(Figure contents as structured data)
★ ★ ★ ★

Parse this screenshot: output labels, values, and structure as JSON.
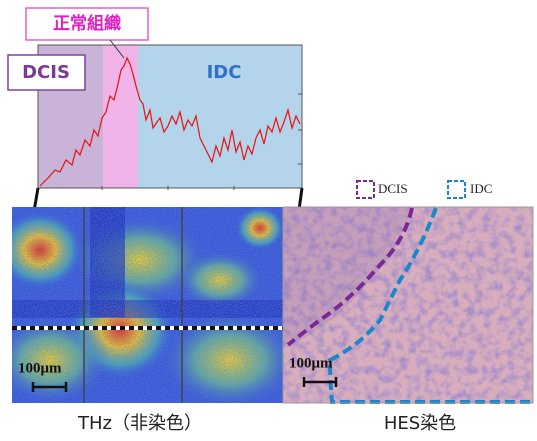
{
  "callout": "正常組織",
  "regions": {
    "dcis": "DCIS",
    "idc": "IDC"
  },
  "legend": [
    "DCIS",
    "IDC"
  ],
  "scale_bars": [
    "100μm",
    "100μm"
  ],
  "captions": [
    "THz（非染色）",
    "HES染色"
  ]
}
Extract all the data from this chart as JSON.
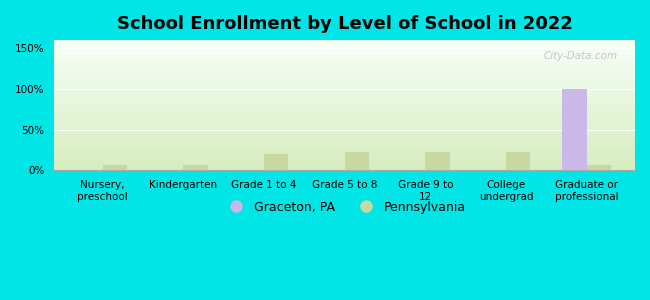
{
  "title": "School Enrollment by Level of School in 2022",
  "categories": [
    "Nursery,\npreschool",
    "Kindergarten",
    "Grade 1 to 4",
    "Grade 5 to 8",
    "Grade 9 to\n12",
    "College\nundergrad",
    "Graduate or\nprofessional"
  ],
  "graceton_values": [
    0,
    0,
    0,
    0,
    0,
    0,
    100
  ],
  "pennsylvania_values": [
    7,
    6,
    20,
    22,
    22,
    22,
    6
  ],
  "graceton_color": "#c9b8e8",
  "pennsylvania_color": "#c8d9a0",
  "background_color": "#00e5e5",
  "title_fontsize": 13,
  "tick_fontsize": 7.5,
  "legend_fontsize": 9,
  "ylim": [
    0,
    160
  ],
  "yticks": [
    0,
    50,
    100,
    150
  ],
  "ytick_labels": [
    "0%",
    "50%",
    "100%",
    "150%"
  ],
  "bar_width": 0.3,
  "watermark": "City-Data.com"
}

★ ★ ★ ★

◆ WORK TO BE COMPLETED:
All the records above need to be given again word for word. Skip the pictures.

◆ ANSWER TO THE EXERCISE:
Parse this screenshot: output labels, values, and structure as JSON.
{
  "callout": "正常組織",
  "regions": {
    "dcis": "DCIS",
    "idc": "IDC"
  },
  "legend": [
    "DCIS",
    "IDC"
  ],
  "scale_bars": [
    "100μm",
    "100μm"
  ],
  "captions": [
    "THz（非染色）",
    "HES染色"
  ]
}
Extract all the data from this chart as JSON.
{
  "title": "School Enrollment by Level of School in 2022",
  "categories": [
    "Nursery,\npreschool",
    "Kindergarten",
    "Grade 1 to 4",
    "Grade 5 to 8",
    "Grade 9 to\n12",
    "College\nundergrad",
    "Graduate or\nprofessional"
  ],
  "graceton_values": [
    0,
    0,
    0,
    0,
    0,
    0,
    100
  ],
  "pennsylvania_values": [
    7,
    6,
    20,
    22,
    22,
    22,
    6
  ],
  "graceton_color": "#c9b8e8",
  "pennsylvania_color": "#c8d9a0",
  "background_color": "#00e5e5",
  "title_fontsize": 13,
  "tick_fontsize": 7.5,
  "legend_fontsize": 9,
  "ylim": [
    0,
    160
  ],
  "yticks": [
    0,
    50,
    100,
    150
  ],
  "ytick_labels": [
    "0%",
    "50%",
    "100%",
    "150%"
  ],
  "bar_width": 0.3,
  "watermark": "City-Data.com"
}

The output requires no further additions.